_EXERCISE AIM_:
Locate every line below that contains the word "Отслеживание" and copy it.

_DATA SUPPLIED_:
>>>>>

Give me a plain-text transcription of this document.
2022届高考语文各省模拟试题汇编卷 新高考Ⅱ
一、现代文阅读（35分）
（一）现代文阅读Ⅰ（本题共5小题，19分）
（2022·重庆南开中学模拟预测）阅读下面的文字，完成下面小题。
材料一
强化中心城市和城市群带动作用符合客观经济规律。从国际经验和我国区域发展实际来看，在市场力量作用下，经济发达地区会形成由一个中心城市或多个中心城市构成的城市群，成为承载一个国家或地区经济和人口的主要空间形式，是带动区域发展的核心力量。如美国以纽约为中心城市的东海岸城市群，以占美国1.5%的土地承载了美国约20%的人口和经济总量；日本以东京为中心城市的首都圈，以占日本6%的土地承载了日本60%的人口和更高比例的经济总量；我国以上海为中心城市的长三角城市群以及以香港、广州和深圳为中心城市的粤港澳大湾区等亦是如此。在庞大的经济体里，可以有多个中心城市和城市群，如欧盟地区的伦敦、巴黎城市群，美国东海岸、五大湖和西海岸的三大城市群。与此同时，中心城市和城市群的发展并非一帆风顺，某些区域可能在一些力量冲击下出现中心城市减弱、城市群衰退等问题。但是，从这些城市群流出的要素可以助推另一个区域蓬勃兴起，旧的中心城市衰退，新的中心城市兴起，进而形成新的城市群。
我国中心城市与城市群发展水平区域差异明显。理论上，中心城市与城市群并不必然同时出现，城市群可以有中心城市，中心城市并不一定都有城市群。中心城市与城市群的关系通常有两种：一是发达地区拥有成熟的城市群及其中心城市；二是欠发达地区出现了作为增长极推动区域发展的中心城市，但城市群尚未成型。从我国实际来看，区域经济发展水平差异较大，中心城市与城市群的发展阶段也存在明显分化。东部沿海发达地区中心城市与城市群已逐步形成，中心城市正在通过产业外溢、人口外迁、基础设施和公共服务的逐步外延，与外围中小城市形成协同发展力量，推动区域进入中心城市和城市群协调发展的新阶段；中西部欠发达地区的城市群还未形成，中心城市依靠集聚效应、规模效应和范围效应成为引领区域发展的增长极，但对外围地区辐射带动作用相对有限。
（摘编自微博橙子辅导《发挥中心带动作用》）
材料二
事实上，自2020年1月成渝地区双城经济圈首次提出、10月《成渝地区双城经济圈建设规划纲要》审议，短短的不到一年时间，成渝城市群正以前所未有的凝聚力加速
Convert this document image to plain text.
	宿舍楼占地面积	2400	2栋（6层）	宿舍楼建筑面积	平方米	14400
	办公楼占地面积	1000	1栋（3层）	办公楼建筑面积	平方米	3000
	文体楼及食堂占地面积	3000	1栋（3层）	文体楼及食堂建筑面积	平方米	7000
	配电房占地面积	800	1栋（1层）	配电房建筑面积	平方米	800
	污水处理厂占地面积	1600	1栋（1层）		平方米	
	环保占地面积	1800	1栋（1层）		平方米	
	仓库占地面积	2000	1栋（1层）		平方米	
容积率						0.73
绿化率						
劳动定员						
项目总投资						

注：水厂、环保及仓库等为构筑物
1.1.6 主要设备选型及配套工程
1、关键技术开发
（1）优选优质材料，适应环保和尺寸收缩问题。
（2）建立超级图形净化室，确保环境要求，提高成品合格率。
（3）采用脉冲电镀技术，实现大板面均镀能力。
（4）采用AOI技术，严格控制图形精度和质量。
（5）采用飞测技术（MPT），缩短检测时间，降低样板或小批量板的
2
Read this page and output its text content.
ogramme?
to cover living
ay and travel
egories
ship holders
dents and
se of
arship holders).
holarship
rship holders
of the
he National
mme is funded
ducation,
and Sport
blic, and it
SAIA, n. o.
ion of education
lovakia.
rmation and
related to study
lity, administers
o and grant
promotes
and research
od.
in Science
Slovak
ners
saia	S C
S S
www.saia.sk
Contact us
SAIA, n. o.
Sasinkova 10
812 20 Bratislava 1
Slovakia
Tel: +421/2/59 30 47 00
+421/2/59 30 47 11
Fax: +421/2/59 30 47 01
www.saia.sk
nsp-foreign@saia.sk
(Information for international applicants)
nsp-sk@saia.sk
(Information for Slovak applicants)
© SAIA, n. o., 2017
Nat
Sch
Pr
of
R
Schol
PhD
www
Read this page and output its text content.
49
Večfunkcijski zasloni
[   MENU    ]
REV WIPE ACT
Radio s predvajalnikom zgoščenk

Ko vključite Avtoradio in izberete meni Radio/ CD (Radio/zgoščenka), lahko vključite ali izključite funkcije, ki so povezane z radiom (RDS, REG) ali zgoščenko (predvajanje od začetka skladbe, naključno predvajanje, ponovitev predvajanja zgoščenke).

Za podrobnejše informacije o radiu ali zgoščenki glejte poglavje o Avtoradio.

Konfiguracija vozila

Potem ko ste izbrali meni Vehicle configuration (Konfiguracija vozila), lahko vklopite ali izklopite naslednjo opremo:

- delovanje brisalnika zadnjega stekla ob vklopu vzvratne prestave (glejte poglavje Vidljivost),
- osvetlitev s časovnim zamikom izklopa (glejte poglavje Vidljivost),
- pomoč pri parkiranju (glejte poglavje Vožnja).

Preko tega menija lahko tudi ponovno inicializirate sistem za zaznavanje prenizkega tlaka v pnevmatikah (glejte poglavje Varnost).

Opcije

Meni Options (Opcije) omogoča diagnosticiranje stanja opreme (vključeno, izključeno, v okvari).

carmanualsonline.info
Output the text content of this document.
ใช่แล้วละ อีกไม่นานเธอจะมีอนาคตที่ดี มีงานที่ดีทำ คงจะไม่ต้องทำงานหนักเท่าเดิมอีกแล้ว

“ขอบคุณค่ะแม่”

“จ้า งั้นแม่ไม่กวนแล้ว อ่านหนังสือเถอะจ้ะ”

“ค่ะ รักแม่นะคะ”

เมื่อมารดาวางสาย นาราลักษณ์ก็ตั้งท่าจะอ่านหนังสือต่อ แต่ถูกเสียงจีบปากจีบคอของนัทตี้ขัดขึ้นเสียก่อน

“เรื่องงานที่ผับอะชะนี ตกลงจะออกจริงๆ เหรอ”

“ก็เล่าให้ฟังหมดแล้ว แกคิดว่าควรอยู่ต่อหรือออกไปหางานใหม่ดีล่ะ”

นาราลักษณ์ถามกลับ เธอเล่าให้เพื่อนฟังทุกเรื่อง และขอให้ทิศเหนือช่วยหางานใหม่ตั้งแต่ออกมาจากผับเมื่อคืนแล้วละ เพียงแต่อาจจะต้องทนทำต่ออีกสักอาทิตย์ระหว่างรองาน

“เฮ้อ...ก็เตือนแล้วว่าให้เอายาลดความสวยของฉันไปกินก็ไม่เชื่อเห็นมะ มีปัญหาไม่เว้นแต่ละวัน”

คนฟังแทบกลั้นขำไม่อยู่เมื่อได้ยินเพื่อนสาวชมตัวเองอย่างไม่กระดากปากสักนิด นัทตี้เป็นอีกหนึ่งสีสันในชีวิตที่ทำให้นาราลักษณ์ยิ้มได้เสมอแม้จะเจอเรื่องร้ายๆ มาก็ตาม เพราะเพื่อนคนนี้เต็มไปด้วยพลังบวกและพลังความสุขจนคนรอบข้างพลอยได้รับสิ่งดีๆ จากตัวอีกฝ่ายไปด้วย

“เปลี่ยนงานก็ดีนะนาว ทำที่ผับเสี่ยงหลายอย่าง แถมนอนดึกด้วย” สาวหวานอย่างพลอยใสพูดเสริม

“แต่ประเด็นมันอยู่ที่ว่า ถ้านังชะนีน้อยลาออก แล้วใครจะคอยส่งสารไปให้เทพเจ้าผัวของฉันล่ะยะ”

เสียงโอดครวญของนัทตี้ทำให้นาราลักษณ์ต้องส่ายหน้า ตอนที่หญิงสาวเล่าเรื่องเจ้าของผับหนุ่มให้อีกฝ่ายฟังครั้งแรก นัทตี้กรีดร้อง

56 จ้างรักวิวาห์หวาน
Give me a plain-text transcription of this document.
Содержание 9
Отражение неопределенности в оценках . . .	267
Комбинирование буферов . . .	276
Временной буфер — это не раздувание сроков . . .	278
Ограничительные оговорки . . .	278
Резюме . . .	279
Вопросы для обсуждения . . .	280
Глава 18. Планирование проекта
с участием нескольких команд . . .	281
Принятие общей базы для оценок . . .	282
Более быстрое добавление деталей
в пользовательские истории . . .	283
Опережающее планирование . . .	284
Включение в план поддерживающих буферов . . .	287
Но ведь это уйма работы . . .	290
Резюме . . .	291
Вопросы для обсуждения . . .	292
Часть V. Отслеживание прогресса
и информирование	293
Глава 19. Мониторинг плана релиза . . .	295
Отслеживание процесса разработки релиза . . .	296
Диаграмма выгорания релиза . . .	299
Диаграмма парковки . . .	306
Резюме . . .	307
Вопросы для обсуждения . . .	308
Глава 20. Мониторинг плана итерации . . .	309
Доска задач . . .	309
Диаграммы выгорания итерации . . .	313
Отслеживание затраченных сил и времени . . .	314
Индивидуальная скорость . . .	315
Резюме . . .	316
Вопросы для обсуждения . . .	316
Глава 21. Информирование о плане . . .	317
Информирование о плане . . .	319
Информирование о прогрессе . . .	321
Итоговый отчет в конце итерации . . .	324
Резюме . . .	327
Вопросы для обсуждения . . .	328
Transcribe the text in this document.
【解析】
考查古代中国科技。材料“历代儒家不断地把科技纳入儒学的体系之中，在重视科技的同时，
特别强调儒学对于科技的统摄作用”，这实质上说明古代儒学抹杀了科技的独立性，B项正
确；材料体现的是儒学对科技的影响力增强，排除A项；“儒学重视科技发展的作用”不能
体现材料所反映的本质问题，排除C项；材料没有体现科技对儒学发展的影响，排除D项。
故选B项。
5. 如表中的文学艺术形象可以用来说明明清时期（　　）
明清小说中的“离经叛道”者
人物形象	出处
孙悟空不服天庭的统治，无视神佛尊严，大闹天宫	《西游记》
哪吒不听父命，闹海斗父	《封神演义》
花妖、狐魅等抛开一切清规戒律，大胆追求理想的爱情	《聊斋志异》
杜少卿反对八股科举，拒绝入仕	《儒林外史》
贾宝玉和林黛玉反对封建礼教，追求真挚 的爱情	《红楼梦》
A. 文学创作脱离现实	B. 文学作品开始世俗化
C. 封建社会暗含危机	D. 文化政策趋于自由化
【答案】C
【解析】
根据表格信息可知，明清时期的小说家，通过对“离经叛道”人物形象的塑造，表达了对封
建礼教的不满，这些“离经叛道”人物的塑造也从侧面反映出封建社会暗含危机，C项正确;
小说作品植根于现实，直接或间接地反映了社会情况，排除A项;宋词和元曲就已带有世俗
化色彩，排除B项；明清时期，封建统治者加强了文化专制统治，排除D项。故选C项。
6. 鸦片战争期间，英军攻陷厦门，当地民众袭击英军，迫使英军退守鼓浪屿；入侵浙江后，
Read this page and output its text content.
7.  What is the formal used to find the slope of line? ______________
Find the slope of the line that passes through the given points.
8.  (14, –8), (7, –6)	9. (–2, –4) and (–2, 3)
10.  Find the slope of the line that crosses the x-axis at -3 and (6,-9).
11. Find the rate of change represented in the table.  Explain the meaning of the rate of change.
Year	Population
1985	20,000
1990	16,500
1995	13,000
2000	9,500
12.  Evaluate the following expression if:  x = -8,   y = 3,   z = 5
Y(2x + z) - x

<<<<<

_SOLUTION TO THIS TASK_:
Часть V. Отслеживание прогресса
Отслеживание процесса разработки релиза . . .	296
Отслеживание затраченных сил и времени . . .	314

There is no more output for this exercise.